Copy the lines of the listing below word for word, starting at the line that contains "signal-arrow-icon: [452, 317, 458, 326]" and ending at the line that contains "volume-bar: [199, 441, 202, 458]".

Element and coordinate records

• • • • • • •

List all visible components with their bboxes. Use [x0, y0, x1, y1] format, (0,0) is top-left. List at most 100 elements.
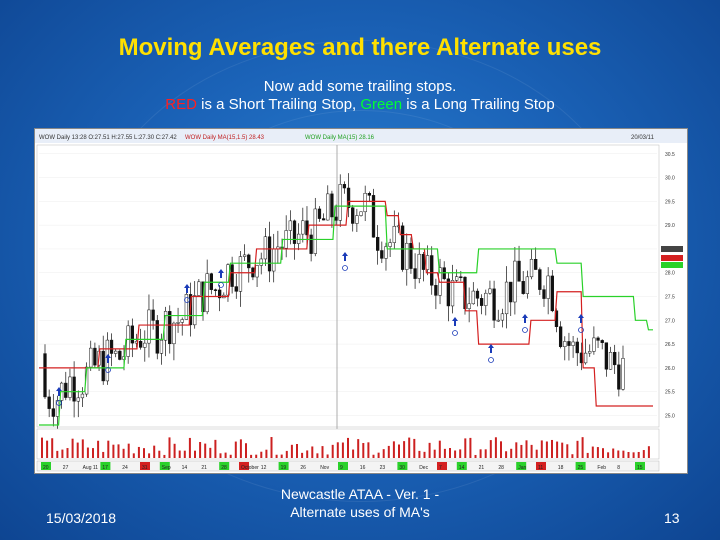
signal-arrow-icon: [452, 317, 458, 326]
volume-bar: [408, 437, 411, 458]
candle-body: [484, 292, 488, 306]
price-tick-label: 28.0: [665, 271, 675, 277]
candle-body: [172, 322, 176, 345]
date-tick-label: October: [241, 465, 259, 471]
candle-body: [563, 341, 567, 347]
volume-bar: [199, 441, 202, 458]
volume-bar: [326, 454, 329, 458]
candle-body: [342, 184, 347, 189]
candle-body: [247, 254, 251, 269]
date-strip-block: [516, 462, 527, 470]
candle-body: [89, 347, 93, 368]
candle-body: [151, 309, 155, 321]
candle-body: [292, 220, 297, 244]
date-tick-label: 20: [43, 465, 49, 471]
date-tick-label: 21: [479, 465, 485, 471]
candle-body: [471, 290, 475, 305]
candle-body: [592, 337, 596, 352]
volume-bar: [132, 453, 135, 458]
volume-bar: [403, 441, 406, 458]
price-tag-green: [661, 262, 683, 268]
date-tick-label: 28: [221, 465, 227, 471]
price-tick-label: 26.0: [665, 366, 675, 372]
stop-line-red: [39, 200, 653, 407]
signal-arrow-icon: [56, 387, 62, 396]
volume-bar: [459, 449, 462, 458]
footer-center: Newcastle ATAA - Ver. 1 - Alternate uses…: [250, 485, 470, 521]
price-tick-label: 25.0: [665, 413, 675, 419]
candle-body: [371, 195, 376, 238]
volume-bar: [494, 437, 497, 458]
candle-body: [492, 288, 496, 321]
candle-body: [351, 207, 355, 224]
price-chart[interactable]: WOW Daily 13:28 O:27.51 H:27.55 L:27.30 …: [34, 128, 688, 474]
candle-body: [517, 260, 521, 282]
candle-body: [138, 340, 143, 348]
candle-body: [596, 337, 600, 341]
date-tick-label: Feb: [597, 465, 606, 471]
volume-bar: [484, 449, 487, 458]
date-tick-label: Sep: [162, 465, 171, 471]
volume-bar: [143, 448, 145, 458]
chart-legend-text: WOW Daily 13:28 O:27.51 H:27.55 L:27.30 …: [39, 135, 177, 141]
candle-body: [359, 211, 363, 216]
candle-body: [496, 319, 500, 322]
candle-body: [384, 246, 388, 259]
candle-body: [446, 278, 451, 307]
candle-body: [621, 358, 625, 390]
volume-bar: [576, 440, 579, 458]
volume-bar: [137, 446, 140, 458]
candle-body: [409, 242, 413, 269]
volume-bar: [474, 454, 477, 458]
volume-bar: [525, 440, 528, 458]
candle-body: [230, 264, 234, 287]
volume-bar: [571, 454, 574, 458]
candle-body: [604, 342, 609, 370]
price-tick-label: 27.5: [665, 295, 675, 301]
date-strip-block: [397, 462, 408, 470]
candle-body: [525, 276, 530, 294]
signal-circle-icon: [56, 400, 62, 406]
candle-body: [417, 253, 421, 279]
price-tag-red: [661, 255, 683, 261]
volume-bar: [357, 439, 360, 458]
subtitle-text: is a Long Trailing Stop: [402, 96, 555, 113]
volume-bar: [581, 437, 584, 458]
volume-bar: [280, 454, 283, 458]
volume-bar: [428, 442, 431, 458]
candle-body: [213, 289, 218, 291]
candle-body: [330, 193, 334, 218]
subtitle-red-word: RED: [165, 96, 197, 113]
date-strip-block: [239, 462, 249, 470]
volume-bar: [311, 446, 314, 458]
candle-body: [413, 268, 417, 279]
candle-body: [288, 220, 292, 231]
candle-body: [180, 319, 184, 323]
volume-bar: [234, 441, 237, 458]
candle-body: [392, 226, 396, 243]
signal-circle-icon: [184, 297, 190, 303]
candle-body: [234, 286, 238, 292]
candle-body: [326, 193, 330, 221]
candle-body: [130, 325, 134, 344]
candle-body: [263, 236, 268, 260]
candle-body: [126, 325, 130, 357]
candle-body: [313, 208, 317, 254]
volume-bar: [438, 440, 441, 458]
candle-body: [80, 393, 85, 399]
candle-body: [346, 187, 351, 208]
volume-bar: [392, 441, 395, 458]
candle-body: [467, 303, 471, 309]
subtitle-text: is a Short Trailing Stop,: [196, 96, 361, 113]
stop-line-green: [39, 205, 653, 426]
volume-bar: [239, 439, 242, 458]
volume-bar: [530, 444, 533, 458]
candle-body: [513, 260, 517, 303]
volume-bar: [433, 449, 436, 458]
volume-bar: [591, 446, 594, 458]
date-tick-label: 27: [63, 465, 69, 471]
candle-body: [321, 218, 326, 221]
date-tick-label: Jan: [518, 465, 526, 471]
volume-bar: [642, 450, 645, 458]
candle-body: [47, 396, 51, 409]
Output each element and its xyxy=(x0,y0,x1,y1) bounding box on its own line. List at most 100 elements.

• • • • • • •

▶ **Answer for this exercise**:
signal-arrow-icon: [452, 317, 458, 326]
volume-bar: [408, 437, 411, 458]
candle-body: [484, 292, 488, 306]
price-tick-label: 28.0: [665, 271, 675, 277]
candle-body: [172, 322, 176, 345]
date-tick-label: October: [241, 465, 259, 471]
candle-body: [563, 341, 567, 347]
volume-bar: [199, 441, 202, 458]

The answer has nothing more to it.